- **To be done**
Of the lines in this material, how many contain "block"? Answer with a single number only.

- **The records**
■ ■ ■

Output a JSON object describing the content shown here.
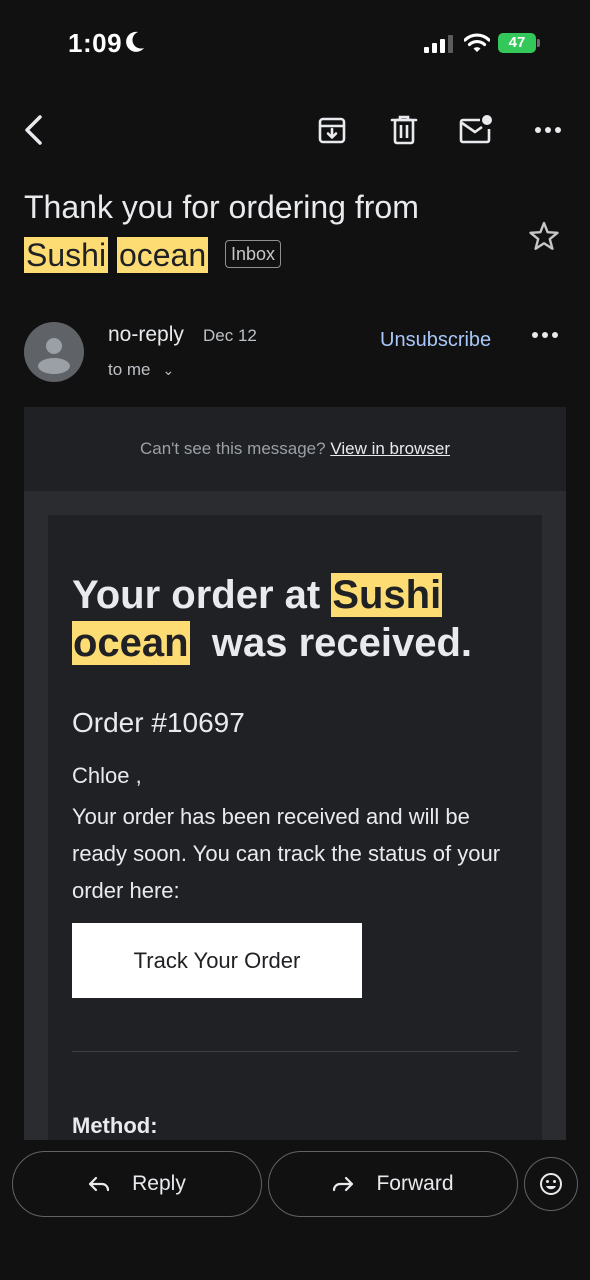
{
  "status_bar": {
    "time": "1:09",
    "battery": "47"
  },
  "subject": {
    "prefix": "Thank you for ordering from",
    "highlight_1": "Sushi",
    "highlight_2": "ocean",
    "badge": "Inbox"
  },
  "sender": {
    "name": "no-reply",
    "date": "Dec 12",
    "recipient": "to me",
    "unsubscribe_label": "Unsubscribe"
  },
  "email": {
    "preheader_text": "Can't see this message?",
    "preheader_link": "View in browser",
    "headline_prefix": "Your order at",
    "headline_highlight_1": "Sushi",
    "headline_highlight_2": "ocean",
    "headline_suffix": "was received.",
    "order_number": "Order #10697",
    "greeting": "Chloe ,",
    "body": "Your order has been received and will be ready soon. You can track the status of your order here:",
    "track_button": "Track Your Order",
    "method_label": "Method:"
  },
  "actions": {
    "reply_label": "Reply",
    "forward_label": "Forward"
  },
  "colors": {
    "background": "#111111",
    "highlight": "#fddc73",
    "link_blue": "#a8c7fa",
    "battery_green": "#34c759"
  }
}
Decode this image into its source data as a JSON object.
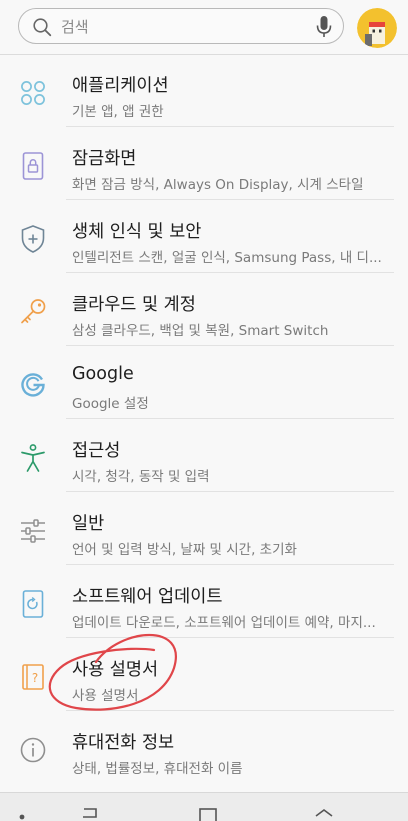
{
  "search": {
    "placeholder": "검색"
  },
  "colors": {
    "icon_blue": "#7ec3dc",
    "icon_purple": "#9c94d6",
    "icon_slate": "#6f8596",
    "icon_orange": "#f0a04b",
    "icon_google_blue": "#6ab0d8",
    "icon_green": "#2c9a6a",
    "icon_gray": "#8f8f8f",
    "annotation_red": "#e0464a"
  },
  "settings": [
    {
      "title": "애플리케이션",
      "subtitle": "기본 앱, 앱 권한",
      "icon": "apps-grid-icon"
    },
    {
      "title": "잠금화면",
      "subtitle": "화면 잠금 방식, Always On Display, 시계 스타일",
      "icon": "lock-screen-icon"
    },
    {
      "title": "생체 인식 및 보안",
      "subtitle": "인텔리전트 스캔, 얼굴 인식, Samsung Pass, 내 디...",
      "icon": "shield-icon"
    },
    {
      "title": "클라우드 및 계정",
      "subtitle": "삼성 클라우드, 백업 및 복원, Smart Switch",
      "icon": "key-icon"
    },
    {
      "title": "Google",
      "subtitle": "Google 설정",
      "icon": "google-g-icon"
    },
    {
      "title": "접근성",
      "subtitle": "시각, 청각, 동작 및 입력",
      "icon": "accessibility-icon"
    },
    {
      "title": "일반",
      "subtitle": "언어 및 입력 방식, 날짜 및 시간, 초기화",
      "icon": "sliders-icon"
    },
    {
      "title": "소프트웨어 업데이트",
      "subtitle": "업데이트 다운로드, 소프트웨어 업데이트 예약, 마지...",
      "icon": "software-update-icon"
    },
    {
      "title": "사용 설명서",
      "subtitle": "사용 설명서",
      "icon": "user-manual-icon"
    },
    {
      "title": "휴대전화 정보",
      "subtitle": "상태, 법률정보, 휴대전화 이름",
      "icon": "info-icon"
    }
  ],
  "navigation": [
    "recent-apps-icon",
    "back-icon",
    "home-icon",
    "back-arrow-icon"
  ]
}
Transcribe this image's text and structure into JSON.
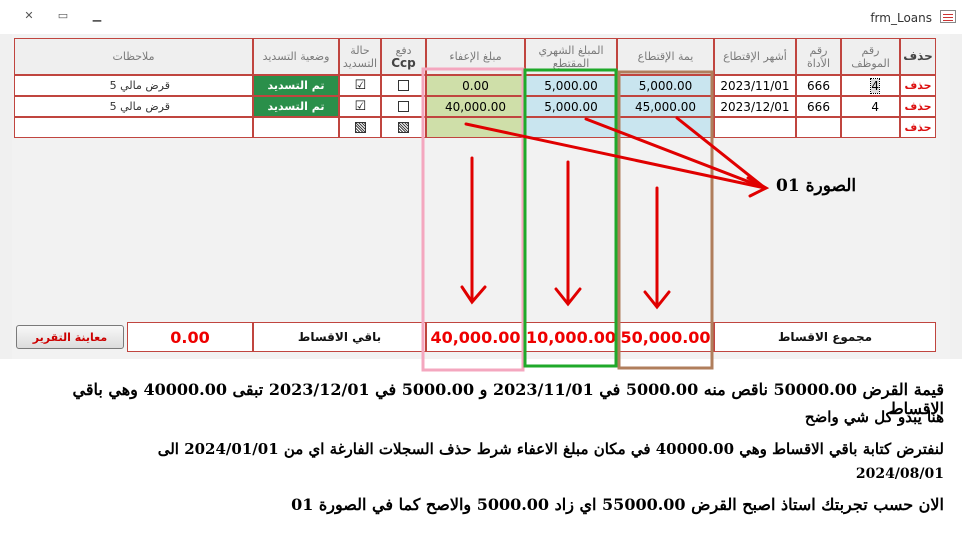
{
  "window": {
    "title": "frm_Loans",
    "controls": {
      "close": "✕",
      "restore": "▭",
      "minimize": "▁"
    }
  },
  "headers": {
    "delete": "حذف",
    "emp_no": "رقم الموظف",
    "tool_no": "رقم الأداة",
    "months": "أشهر الإقتطاع",
    "deduction_value": "يمة الإقتطاع",
    "monthly_amount": "المبلغ الشهري المقتطع",
    "exemption_amount": "مبلغ الإعفاء",
    "ccp_1": "دفع",
    "ccp_2": "Ccp",
    "pay_status": "حالة التسديد",
    "pay_state": "وضعية التسديد",
    "notes": "ملاحظات"
  },
  "rows": [
    {
      "delete": "حذف",
      "emp_no": "4",
      "tool_no": "666",
      "month": "2023/11/01",
      "deduction_value": "5,000.00",
      "monthly_amount": "5,000.00",
      "exemption_amount": "0.00",
      "ccp": "☐",
      "paid": "☑",
      "state": "تم التسديد",
      "note": "قرض مالي 5"
    },
    {
      "delete": "حذف",
      "emp_no": "4",
      "tool_no": "666",
      "month": "2023/12/01",
      "deduction_value": "45,000.00",
      "monthly_amount": "5,000.00",
      "exemption_amount": "40,000.00",
      "ccp": "☐",
      "paid": "☑",
      "state": "تم التسديد",
      "note": "قرض مالي 5"
    }
  ],
  "new_row": {
    "delete": "حذف"
  },
  "footer": {
    "total_label": "مجموع الاقساط",
    "total_deduction": "50,000.00",
    "total_monthly": "10,000.00",
    "total_exemption": "40,000.00",
    "remaining_label": "باقي الاقساط",
    "remaining_value": "0.00",
    "report_button": "معاينة التقرير"
  },
  "annotation": {
    "figure_label": "الصورة 01"
  },
  "notes": [
    "قيمة القرض 50000.00 ناقص منه 5000.00 في 2023/11/01 و 5000.00 في 2023/12/01 تبقى 40000.00 وهي باقي الاقساط",
    "هنا يبدو كل شي واضح",
    "لنفترض كتابة باقي الاقساط وهي 40000.00 في مكان مبلغ الاعفاء شرط حذف السجلات الفارغة اي من 2024/01/01 الى",
    "2024/08/01",
    "الان حسب تجربتك استاذ اصبح القرض 55000.00 اي زاد 5000.00 والاصح كما في الصورة 01"
  ],
  "colors": {
    "grid_border": "#c0453f",
    "pink_box": "#f4a7bf",
    "green_box": "#1fa92a",
    "brown_box": "#b07e5c",
    "arrow": "#e00000"
  }
}
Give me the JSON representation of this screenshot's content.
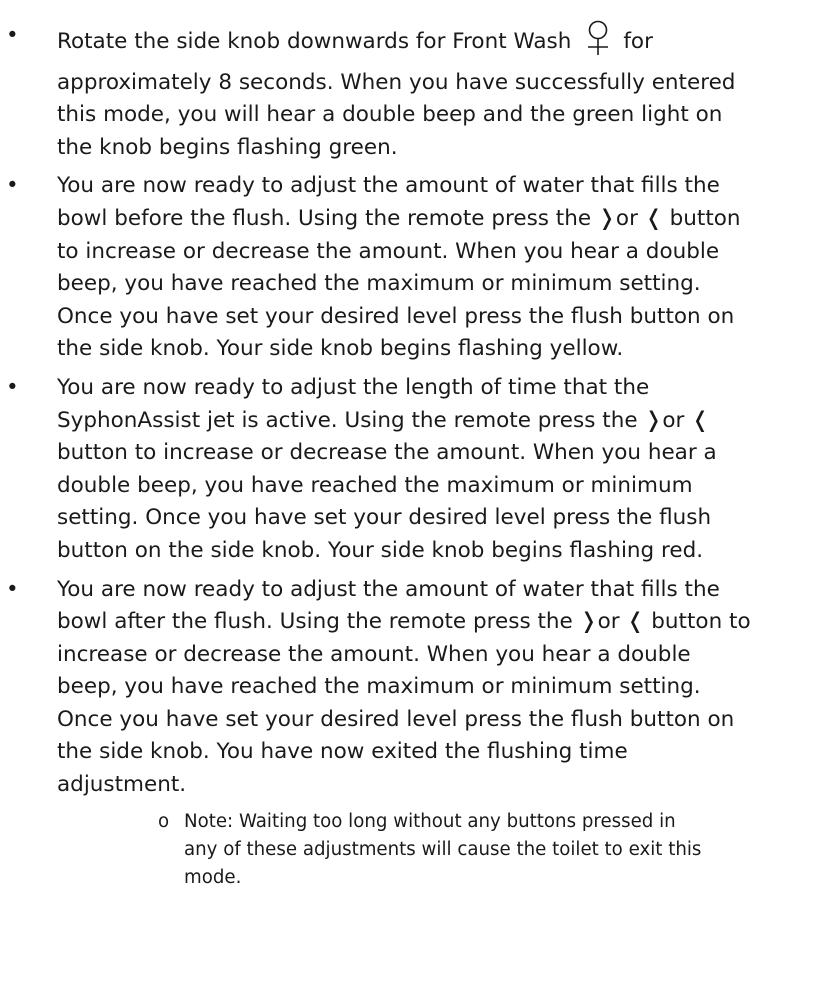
{
  "bullet_marker": "•",
  "items": [
    {
      "lines": [
        null,
        "approximately 8 seconds. When you have successfully entered",
        "this mode, you will hear a double beep and the green light on",
        "the knob begins flashing green."
      ],
      "first_line": {
        "before_icon": "Rotate the side knob downwards for Front Wash",
        "icon": "female-symbol-icon",
        "after_icon": "for"
      }
    },
    {
      "lines": [
        "You are now ready to adjust the amount of water that fills the",
        "bowl before the flush. Using the remote press the ❭or ❬ button",
        "to increase or decrease the amount. When you hear a double",
        "beep, you have reached the maximum or minimum setting.",
        "Once you have set your desired level press the flush button on",
        "the side knob. Your side knob begins flashing yellow."
      ]
    },
    {
      "lines": [
        "You are now ready to adjust the length of time that the",
        "SyphonAssist jet is active. Using the remote press the ❭or ❬",
        "button to increase or decrease the amount. When you hear a",
        "double beep, you have reached the maximum or minimum",
        "setting. Once you have set your desired level press the flush",
        "button on the side knob. Your side knob begins flashing red."
      ]
    },
    {
      "lines": [
        "You are now ready to adjust the amount of water that fills the",
        "bowl after the flush. Using the remote press the ❭or ❬ button to",
        "increase or decrease the amount. When you hear a double",
        "beep, you have reached the maximum or minimum setting.",
        "Once you have set your desired level press the flush button on",
        "the side knob. You have now exited the flushing time",
        "adjustment."
      ]
    }
  ],
  "note": {
    "marker": "o",
    "lines": [
      "Note: Waiting too long without any buttons pressed in",
      "any of these adjustments will cause the toilet to exit this",
      "mode."
    ]
  }
}
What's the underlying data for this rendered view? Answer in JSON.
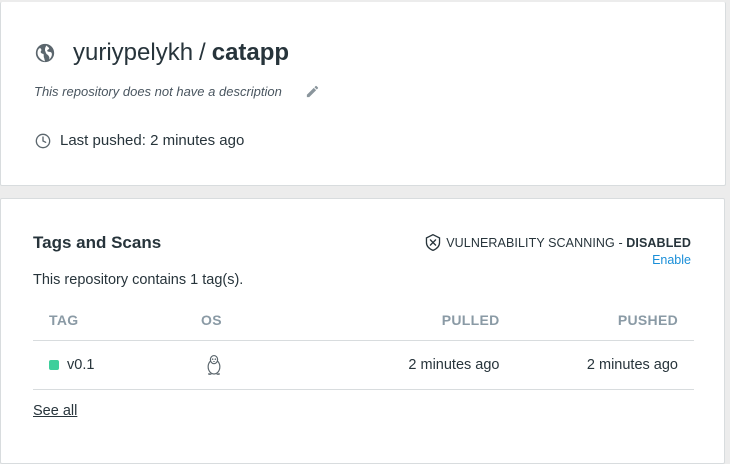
{
  "repository": {
    "owner": "yuriypelykh",
    "separator": "/",
    "name": "catapp",
    "description": "This repository does not have a description",
    "last_pushed": "Last pushed: 2 minutes ago",
    "icons": {
      "visibility": "globe-icon",
      "edit": "pencil-icon",
      "time": "clock-icon"
    }
  },
  "tags_section": {
    "title": "Tags and Scans",
    "vulnerability_label": "VULNERABILITY SCANNING - ",
    "vulnerability_status": "DISABLED",
    "enable_label": "Enable",
    "contains_text": "This repository contains 1 tag(s).",
    "columns": {
      "tag": "TAG",
      "os": "OS",
      "pulled": "PULLED",
      "pushed": "PUSHED"
    },
    "rows": [
      {
        "tag": "v0.1",
        "os_icon": "linux-icon",
        "pulled": "2 minutes ago",
        "pushed": "2 minutes ago",
        "status_color": "#3ecf9c"
      }
    ],
    "see_all_label": "See all"
  },
  "colors": {
    "text": "#27343b",
    "muted": "#8a9aa5",
    "link": "#1a8fd8",
    "border": "#d8dcde",
    "background": "#ececec"
  }
}
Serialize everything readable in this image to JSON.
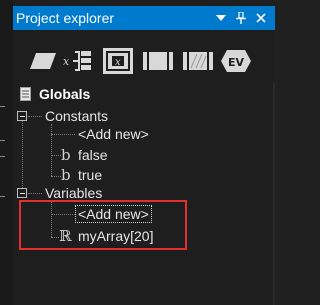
{
  "window": {
    "title": "Project explorer",
    "buttons": {
      "menu": "dropdown-menu",
      "pin": "pin",
      "close": "close"
    }
  },
  "toolbar": {
    "tools": [
      {
        "name": "parallelogram-tool",
        "icon": "parallelogram-icon"
      },
      {
        "name": "assignment-tool",
        "icon": "assignment-icon",
        "text": "x"
      },
      {
        "name": "call-tool",
        "icon": "call-icon",
        "text": "x"
      },
      {
        "name": "block-tool",
        "icon": "block-icon"
      },
      {
        "name": "hatched-block-tool",
        "icon": "hatched-block-icon"
      },
      {
        "name": "ev-tool",
        "icon": "ev-tool-icon",
        "text": "EV"
      }
    ]
  },
  "tree": {
    "root": {
      "label": "Globals",
      "icon": "document-icon"
    },
    "constants": {
      "label": "Constants",
      "items": [
        {
          "label": "<Add new>"
        },
        {
          "label": "false",
          "type_glyph": "b"
        },
        {
          "label": "true",
          "type_glyph": "b"
        }
      ]
    },
    "variables": {
      "label": "Variables",
      "items": [
        {
          "label": "<Add new>",
          "selected": true
        },
        {
          "label": "myArray[20]",
          "type_glyph": "ℝ"
        }
      ]
    }
  },
  "colors": {
    "title_bar": "#007acc",
    "panel_bg": "#1e1e1e",
    "highlight": "#e03030"
  }
}
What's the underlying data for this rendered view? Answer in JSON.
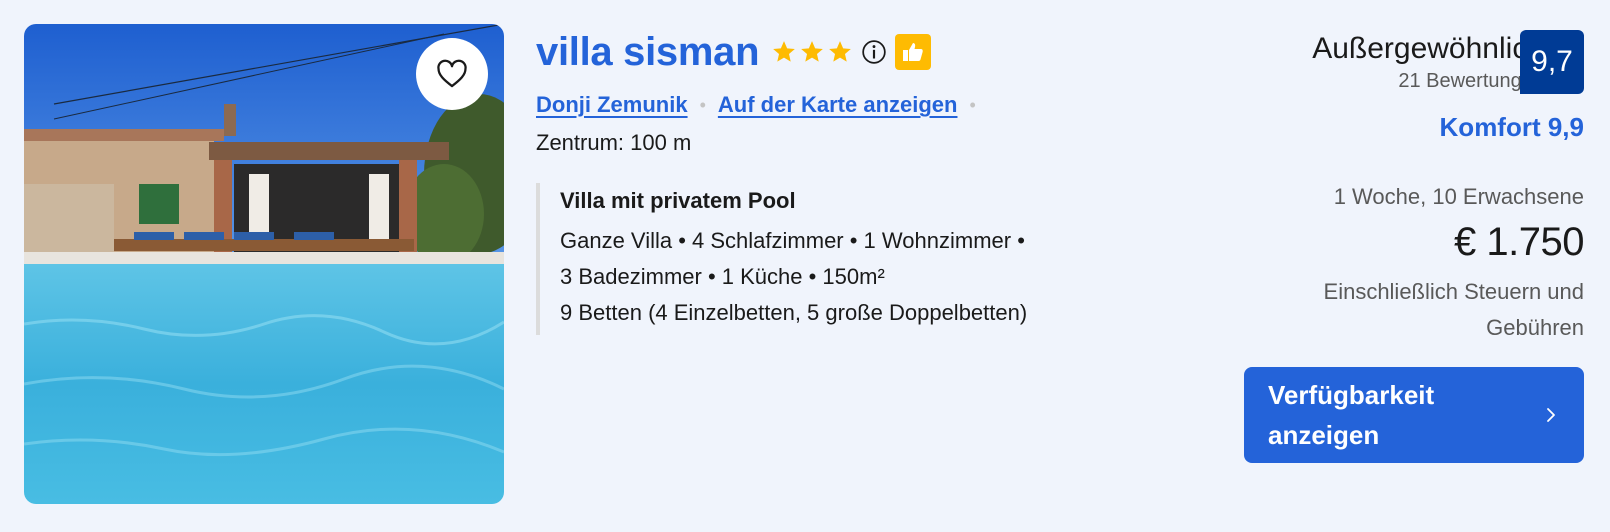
{
  "listing": {
    "name": "villa sisman",
    "star_count": 3,
    "location_link": "Donji Zemunik",
    "map_link": "Auf der Karte anzeigen",
    "distance": "Zentrum: 100 m"
  },
  "unit": {
    "title": "Villa mit privatem Pool",
    "line1": "Ganze Villa • 4 Schlafzimmer • 1 Wohnzimmer •",
    "line2": "3 Badezimmer • 1 Küche • 150m²",
    "line3": "9 Betten (4 Einzelbetten, 5 große Doppelbetten)"
  },
  "rating": {
    "label": "Außergewöhnlich",
    "reviews": "21 Bewertungen",
    "score": "9,7",
    "comfort": "Komfort 9,9"
  },
  "pricing": {
    "stay": "1 Woche, 10 Erwachsene",
    "price": "€ 1.750",
    "taxes": "Einschließlich Steuern und Gebühren"
  },
  "cta": {
    "label": "Verfügbarkeit anzeigen"
  },
  "colors": {
    "accent": "#2463d9",
    "score_bg": "#003b95",
    "star": "#febb02"
  },
  "icons": [
    "heart-icon",
    "star-icon",
    "info-icon",
    "thumbs-up-icon",
    "chevron-right-icon"
  ]
}
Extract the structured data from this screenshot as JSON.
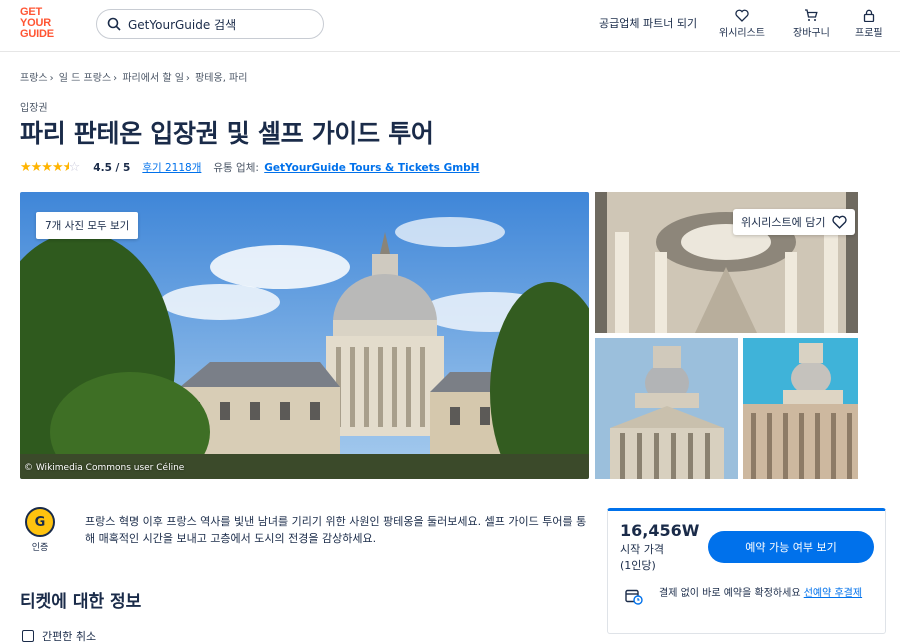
{
  "header": {
    "logo_lines": [
      "GET",
      "YOUR",
      "GUIDE"
    ],
    "search_placeholder": "GetYourGuide 검색",
    "partner_link": "공급업체 파트너 되기",
    "wishlist_label": "위시리스트",
    "cart_label": "장바구니",
    "profile_label": "프로필"
  },
  "breadcrumb": [
    "프랑스",
    "일 드 프랑스",
    "파리에서 할 일",
    "팡테옹, 파리"
  ],
  "category": "입장권",
  "title": "파리 판테온 입장권 및 셀프 가이드 투어",
  "rating": {
    "stars": 4.5,
    "score_text": "4.5 / 5",
    "reviews_text": "후기 2118개",
    "provider_label": "유통 업체:",
    "provider_name": "GetYourGuide Tours & Tickets GmbH"
  },
  "gallery": {
    "all_photos_button": "7개 사진 모두 보기",
    "wishlist_button": "위시리스트에 담기",
    "credit": "© Wikimedia Commons user Céline"
  },
  "badge": {
    "letter": "G",
    "label": "인증"
  },
  "description": "프랑스 혁명 이후 프랑스 역사를 빛낸 남녀를 기리기 위한 사원인 팡테옹을 둘러보세요. 셀프 가이드 투어를 통해 매혹적인 시간을 보내고 고층에서 도시의 전경을 감상하세요.",
  "section_title": "티켓에 대한 정보",
  "features": [
    {
      "label": "간편한 취소"
    }
  ],
  "booking": {
    "price": "16,456W",
    "price_label": "시작 가격",
    "per_person": "(1인당)",
    "availability_button": "예약 가능 여부 보기",
    "note_text": "결제 없이 바로 예약을 확정하세요 ",
    "note_link": "선예약 후결제"
  },
  "colors": {
    "brand": "#ff5533",
    "accent": "#0071eb",
    "text": "#1a2b49",
    "star": "#ffb400",
    "badge": "#ffc30f"
  }
}
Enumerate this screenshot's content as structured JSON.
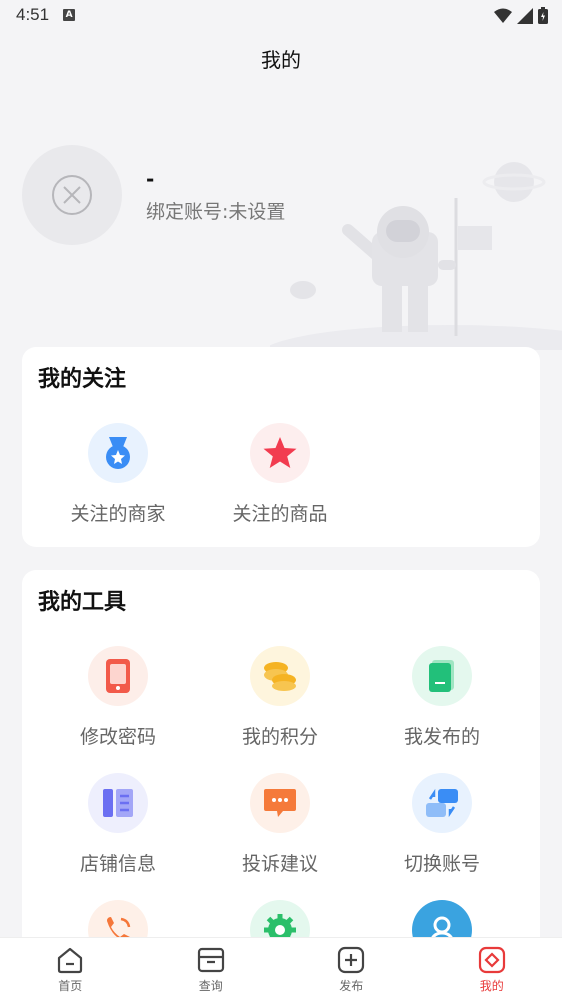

■ ■ ■

- **Full output**
4